**Objective:**
In the records that follow, locate every line with "exclue" and extract it.

[Figure collection entries]
* BEGIN *
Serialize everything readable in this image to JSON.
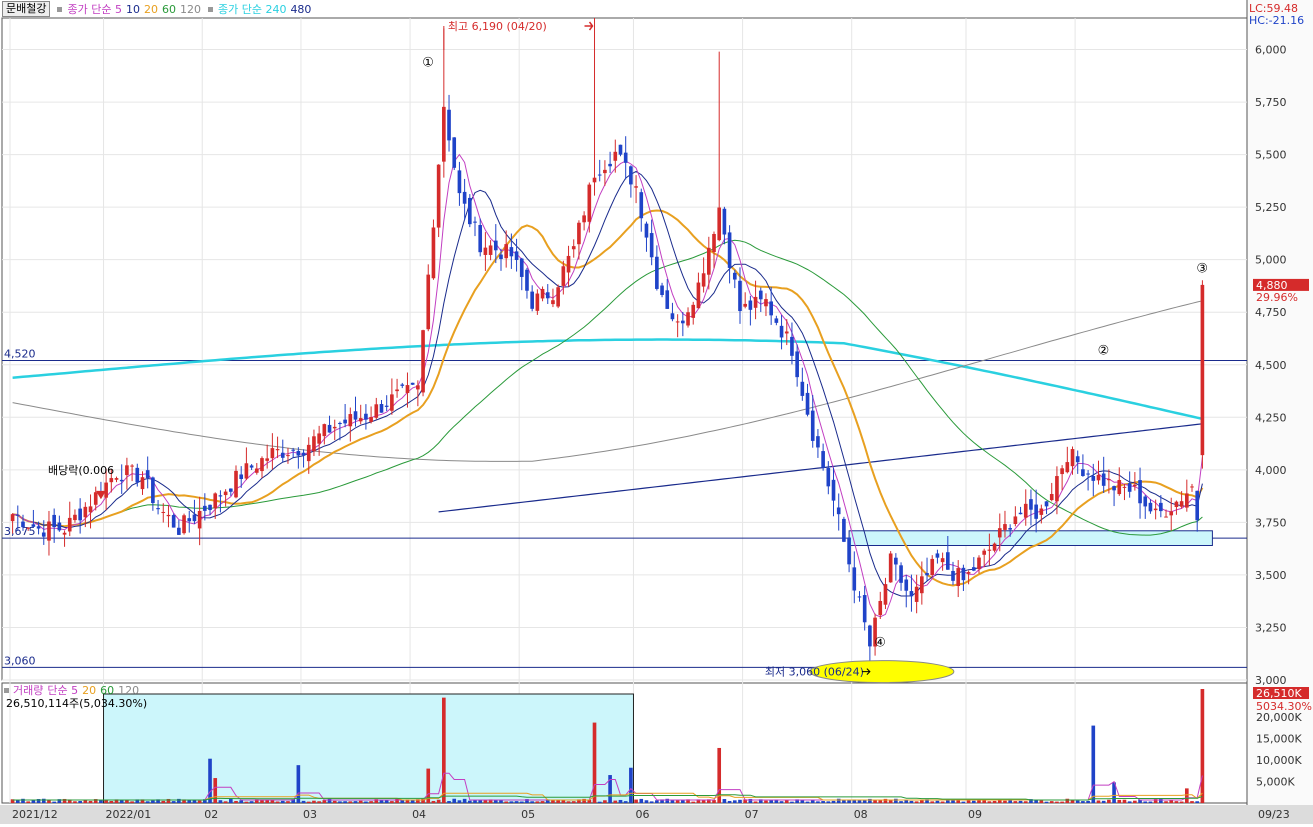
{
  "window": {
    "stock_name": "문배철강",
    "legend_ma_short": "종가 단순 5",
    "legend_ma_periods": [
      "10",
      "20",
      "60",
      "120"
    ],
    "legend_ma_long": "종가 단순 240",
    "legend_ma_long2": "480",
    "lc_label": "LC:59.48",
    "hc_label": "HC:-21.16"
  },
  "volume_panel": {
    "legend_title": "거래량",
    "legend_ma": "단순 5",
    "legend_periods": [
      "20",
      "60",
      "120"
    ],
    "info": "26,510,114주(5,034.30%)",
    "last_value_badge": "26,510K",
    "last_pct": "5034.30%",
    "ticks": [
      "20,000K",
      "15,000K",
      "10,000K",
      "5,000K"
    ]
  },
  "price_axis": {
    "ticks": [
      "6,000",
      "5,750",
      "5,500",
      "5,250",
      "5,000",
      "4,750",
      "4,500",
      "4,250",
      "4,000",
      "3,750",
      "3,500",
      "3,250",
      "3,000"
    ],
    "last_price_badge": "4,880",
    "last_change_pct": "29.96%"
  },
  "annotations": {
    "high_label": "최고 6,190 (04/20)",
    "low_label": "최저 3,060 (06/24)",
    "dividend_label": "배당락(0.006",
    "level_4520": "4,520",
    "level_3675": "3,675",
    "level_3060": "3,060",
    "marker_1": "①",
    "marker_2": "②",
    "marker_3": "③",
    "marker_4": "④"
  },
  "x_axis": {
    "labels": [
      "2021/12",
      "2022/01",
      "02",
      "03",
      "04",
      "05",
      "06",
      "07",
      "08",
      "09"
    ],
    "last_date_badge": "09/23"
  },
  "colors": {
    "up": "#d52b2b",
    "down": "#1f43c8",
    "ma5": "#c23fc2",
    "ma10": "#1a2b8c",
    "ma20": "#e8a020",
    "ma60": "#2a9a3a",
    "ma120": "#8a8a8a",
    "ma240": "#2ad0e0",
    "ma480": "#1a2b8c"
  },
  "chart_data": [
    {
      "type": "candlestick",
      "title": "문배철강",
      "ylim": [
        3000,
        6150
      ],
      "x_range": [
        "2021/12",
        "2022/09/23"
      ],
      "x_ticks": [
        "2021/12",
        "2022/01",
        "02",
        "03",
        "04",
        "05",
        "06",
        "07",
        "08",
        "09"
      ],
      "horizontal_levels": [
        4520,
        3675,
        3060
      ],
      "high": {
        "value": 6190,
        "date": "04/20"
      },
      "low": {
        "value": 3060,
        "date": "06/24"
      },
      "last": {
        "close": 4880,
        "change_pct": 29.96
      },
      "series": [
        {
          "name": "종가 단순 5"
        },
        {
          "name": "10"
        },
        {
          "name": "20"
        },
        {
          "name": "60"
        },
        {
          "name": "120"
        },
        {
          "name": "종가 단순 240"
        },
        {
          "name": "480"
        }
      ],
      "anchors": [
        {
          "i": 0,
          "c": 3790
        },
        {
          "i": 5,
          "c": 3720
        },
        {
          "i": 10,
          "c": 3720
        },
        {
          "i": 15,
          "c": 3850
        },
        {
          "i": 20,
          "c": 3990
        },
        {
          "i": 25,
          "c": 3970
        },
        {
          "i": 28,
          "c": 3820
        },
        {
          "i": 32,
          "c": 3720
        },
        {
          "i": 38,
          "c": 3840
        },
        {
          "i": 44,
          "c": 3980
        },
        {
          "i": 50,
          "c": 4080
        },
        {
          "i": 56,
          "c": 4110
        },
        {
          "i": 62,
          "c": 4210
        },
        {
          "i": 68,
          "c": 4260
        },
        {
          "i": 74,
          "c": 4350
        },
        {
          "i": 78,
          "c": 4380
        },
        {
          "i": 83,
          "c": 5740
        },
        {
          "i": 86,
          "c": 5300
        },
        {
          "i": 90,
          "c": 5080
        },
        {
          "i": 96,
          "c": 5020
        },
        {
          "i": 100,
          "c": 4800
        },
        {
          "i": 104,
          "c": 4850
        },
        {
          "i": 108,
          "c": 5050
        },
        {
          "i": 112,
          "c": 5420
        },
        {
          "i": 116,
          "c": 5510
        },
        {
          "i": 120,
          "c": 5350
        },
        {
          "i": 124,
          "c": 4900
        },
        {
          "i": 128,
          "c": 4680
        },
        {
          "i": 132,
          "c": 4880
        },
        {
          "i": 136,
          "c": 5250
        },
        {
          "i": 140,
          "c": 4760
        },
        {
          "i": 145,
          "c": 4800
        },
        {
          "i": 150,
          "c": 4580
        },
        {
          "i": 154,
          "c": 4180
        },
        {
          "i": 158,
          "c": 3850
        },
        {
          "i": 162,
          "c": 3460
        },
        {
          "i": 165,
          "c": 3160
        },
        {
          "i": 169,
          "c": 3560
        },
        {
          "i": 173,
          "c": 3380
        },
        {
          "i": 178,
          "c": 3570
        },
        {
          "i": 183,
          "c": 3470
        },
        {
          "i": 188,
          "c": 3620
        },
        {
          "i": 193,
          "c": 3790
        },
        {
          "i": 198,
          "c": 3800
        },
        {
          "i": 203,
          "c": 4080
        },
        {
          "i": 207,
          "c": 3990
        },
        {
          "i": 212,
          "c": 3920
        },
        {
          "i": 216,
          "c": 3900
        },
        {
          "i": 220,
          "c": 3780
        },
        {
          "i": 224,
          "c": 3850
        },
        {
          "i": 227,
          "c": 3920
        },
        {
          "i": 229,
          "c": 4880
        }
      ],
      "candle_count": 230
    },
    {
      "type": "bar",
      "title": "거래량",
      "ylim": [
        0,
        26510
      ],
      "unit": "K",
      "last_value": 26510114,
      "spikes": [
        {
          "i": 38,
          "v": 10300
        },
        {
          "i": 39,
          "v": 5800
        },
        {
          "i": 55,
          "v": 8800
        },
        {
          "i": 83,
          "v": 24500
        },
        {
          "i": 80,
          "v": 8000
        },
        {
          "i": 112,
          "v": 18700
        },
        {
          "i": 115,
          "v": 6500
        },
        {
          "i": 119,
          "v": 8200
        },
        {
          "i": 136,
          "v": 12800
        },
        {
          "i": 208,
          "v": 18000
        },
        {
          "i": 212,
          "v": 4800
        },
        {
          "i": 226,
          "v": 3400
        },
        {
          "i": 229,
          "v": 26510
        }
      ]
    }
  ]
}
* END *
* BEGIN *
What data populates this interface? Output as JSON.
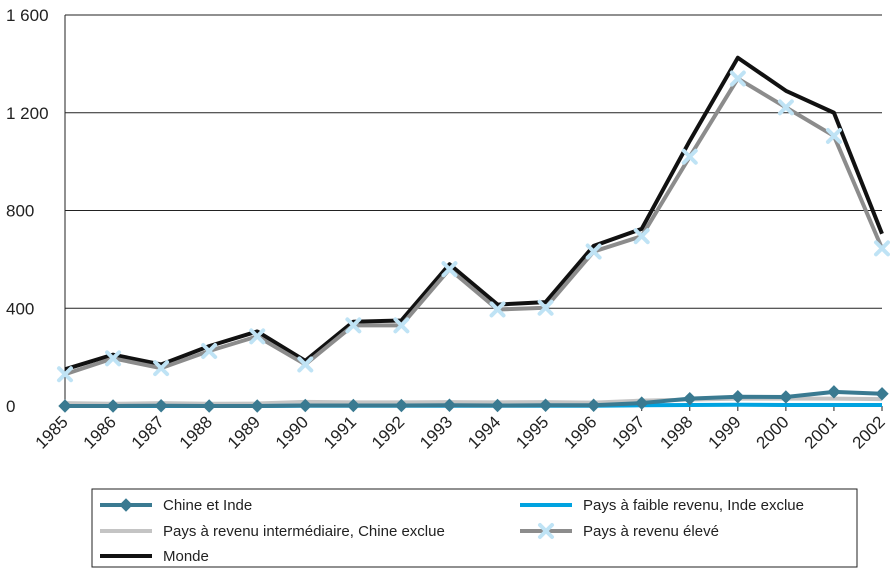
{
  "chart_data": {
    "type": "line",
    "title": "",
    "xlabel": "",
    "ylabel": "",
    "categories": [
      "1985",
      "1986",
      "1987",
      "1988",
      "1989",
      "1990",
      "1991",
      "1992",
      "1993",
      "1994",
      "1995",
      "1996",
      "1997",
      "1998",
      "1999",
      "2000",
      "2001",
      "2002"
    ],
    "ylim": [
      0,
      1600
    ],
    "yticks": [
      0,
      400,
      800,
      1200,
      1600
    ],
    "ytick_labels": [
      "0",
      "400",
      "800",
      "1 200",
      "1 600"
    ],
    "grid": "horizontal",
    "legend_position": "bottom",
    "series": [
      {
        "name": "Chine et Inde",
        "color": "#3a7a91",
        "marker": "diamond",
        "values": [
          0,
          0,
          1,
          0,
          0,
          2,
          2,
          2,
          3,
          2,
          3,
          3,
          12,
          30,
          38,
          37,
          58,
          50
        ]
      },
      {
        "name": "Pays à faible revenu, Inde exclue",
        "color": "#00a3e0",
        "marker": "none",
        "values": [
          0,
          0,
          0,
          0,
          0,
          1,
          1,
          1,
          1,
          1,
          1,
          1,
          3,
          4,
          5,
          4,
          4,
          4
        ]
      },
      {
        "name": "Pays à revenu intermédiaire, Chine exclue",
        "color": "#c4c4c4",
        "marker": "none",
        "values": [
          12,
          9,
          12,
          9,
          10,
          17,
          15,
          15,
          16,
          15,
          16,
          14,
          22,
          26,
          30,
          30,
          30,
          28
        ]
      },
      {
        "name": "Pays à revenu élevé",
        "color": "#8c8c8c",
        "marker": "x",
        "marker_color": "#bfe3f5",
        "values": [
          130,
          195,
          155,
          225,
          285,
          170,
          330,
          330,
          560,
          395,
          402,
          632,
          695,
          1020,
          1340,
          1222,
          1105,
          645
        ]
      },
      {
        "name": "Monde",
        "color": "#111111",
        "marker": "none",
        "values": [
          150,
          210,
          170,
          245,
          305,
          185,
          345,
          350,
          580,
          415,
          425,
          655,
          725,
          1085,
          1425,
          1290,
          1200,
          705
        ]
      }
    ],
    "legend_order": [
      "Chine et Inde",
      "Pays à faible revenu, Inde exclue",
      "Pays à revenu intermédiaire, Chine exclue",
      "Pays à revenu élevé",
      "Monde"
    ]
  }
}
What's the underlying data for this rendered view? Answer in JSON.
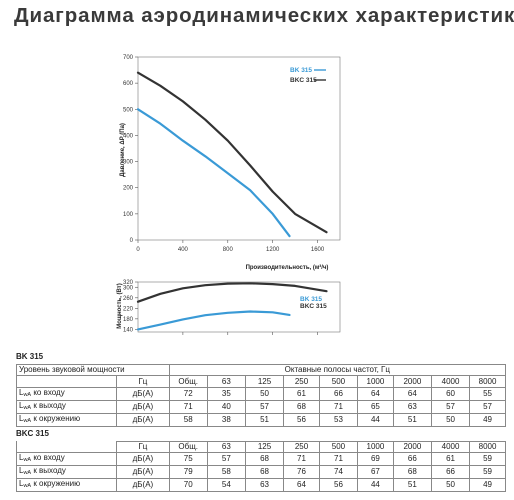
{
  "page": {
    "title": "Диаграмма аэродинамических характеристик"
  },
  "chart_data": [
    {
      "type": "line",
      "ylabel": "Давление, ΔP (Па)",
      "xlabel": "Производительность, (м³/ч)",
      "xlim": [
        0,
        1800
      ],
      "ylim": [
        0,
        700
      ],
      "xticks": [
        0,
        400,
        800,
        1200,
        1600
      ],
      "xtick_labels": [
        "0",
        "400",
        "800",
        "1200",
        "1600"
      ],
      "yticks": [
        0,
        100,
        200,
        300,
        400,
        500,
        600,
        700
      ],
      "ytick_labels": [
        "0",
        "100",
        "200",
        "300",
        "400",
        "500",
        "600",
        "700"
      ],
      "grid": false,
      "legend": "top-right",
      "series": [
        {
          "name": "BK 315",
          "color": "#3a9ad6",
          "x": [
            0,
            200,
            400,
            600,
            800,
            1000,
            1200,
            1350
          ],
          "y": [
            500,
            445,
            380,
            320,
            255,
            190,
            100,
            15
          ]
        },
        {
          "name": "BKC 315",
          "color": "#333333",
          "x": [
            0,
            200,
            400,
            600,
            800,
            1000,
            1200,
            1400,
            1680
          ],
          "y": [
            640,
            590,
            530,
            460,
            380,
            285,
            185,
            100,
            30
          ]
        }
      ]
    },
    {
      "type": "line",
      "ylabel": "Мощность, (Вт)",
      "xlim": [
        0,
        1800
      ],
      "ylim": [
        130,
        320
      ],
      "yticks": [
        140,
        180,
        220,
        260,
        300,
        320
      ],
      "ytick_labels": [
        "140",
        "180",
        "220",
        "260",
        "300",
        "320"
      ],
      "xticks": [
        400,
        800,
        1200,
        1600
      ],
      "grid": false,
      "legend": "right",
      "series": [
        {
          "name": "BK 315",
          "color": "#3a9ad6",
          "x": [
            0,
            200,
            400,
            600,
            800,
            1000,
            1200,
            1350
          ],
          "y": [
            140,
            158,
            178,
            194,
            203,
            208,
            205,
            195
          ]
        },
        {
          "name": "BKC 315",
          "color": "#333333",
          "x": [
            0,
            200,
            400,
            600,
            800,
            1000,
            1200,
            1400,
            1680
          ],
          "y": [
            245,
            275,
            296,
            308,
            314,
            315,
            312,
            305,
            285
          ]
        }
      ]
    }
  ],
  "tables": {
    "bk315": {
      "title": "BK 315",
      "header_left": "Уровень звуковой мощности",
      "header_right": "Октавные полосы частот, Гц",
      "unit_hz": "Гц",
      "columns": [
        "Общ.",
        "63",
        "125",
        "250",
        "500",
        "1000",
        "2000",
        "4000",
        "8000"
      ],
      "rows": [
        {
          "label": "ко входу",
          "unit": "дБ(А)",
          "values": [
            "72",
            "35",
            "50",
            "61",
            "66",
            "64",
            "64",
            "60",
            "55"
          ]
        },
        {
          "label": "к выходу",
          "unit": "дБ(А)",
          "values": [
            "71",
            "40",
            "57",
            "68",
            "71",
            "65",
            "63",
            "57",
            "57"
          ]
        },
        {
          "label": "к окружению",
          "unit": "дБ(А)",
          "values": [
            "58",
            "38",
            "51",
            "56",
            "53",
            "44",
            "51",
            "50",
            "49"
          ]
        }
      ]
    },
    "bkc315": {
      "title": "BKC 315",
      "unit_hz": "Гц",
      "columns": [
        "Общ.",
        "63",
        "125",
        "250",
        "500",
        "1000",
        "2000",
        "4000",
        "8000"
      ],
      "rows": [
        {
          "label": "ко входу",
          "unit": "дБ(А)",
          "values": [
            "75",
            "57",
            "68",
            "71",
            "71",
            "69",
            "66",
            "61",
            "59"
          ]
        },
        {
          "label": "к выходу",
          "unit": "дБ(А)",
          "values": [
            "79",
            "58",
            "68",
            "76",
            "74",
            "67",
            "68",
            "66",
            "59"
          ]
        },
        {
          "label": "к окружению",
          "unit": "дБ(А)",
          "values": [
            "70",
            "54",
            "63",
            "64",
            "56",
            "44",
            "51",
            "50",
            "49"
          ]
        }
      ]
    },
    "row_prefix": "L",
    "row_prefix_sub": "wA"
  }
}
* END *
**Exercise output:**
        "name": "Pays à faible revenu, Inde exclue",
        "name": "Pays à revenu intermédiaire, Chine exclue",
      "Pays à faible revenu, Inde exclue",
      "Pays à revenu intermédiaire, Chine exclue",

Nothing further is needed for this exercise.